• _Problem requirements_
List each line of the data that holds the string "point", please.

---*---

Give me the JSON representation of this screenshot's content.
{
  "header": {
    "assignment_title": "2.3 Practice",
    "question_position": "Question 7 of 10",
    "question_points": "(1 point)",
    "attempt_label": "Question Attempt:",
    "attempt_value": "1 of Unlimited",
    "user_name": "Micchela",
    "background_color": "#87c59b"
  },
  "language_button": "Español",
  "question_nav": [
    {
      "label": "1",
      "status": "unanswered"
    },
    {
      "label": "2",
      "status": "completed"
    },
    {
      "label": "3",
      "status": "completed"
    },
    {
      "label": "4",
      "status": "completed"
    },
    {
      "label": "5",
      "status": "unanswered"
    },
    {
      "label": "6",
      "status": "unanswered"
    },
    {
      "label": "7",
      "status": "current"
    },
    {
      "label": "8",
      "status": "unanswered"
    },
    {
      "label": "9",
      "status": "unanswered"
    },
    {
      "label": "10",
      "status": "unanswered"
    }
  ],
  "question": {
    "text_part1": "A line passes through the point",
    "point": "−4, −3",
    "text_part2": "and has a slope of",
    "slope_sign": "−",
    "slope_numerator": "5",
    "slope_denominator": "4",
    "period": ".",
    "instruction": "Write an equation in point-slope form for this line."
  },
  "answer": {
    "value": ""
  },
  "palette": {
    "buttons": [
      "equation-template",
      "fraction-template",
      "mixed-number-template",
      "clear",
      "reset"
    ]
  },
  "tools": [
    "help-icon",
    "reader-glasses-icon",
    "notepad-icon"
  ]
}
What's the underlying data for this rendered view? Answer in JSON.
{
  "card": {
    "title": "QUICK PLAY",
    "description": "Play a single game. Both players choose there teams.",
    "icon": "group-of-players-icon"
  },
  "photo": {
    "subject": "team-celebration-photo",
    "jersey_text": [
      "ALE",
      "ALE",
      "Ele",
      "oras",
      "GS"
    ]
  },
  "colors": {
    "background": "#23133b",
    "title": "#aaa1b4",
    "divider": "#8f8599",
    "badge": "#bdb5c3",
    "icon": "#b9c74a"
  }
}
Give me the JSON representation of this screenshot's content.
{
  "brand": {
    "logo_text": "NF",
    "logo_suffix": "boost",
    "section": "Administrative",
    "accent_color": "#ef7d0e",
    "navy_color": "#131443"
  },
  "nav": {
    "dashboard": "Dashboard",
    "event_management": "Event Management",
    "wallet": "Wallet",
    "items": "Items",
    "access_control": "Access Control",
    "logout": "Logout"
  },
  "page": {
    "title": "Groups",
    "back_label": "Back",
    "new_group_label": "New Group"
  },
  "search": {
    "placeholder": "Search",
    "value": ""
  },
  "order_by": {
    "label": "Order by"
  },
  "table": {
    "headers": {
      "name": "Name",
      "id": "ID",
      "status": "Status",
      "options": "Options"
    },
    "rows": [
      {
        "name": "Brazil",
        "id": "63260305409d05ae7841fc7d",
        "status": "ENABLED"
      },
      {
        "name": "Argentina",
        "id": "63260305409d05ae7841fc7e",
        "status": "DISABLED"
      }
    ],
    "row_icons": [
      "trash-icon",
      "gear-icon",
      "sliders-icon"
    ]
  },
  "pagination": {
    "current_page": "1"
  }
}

---*---

• _Right answer_
    "question_points": "(1 point)",
    "text_part1": "A line passes through the point",
    "point": "−4, −3",
    "instruction": "Write an equation in point-slope form for this line."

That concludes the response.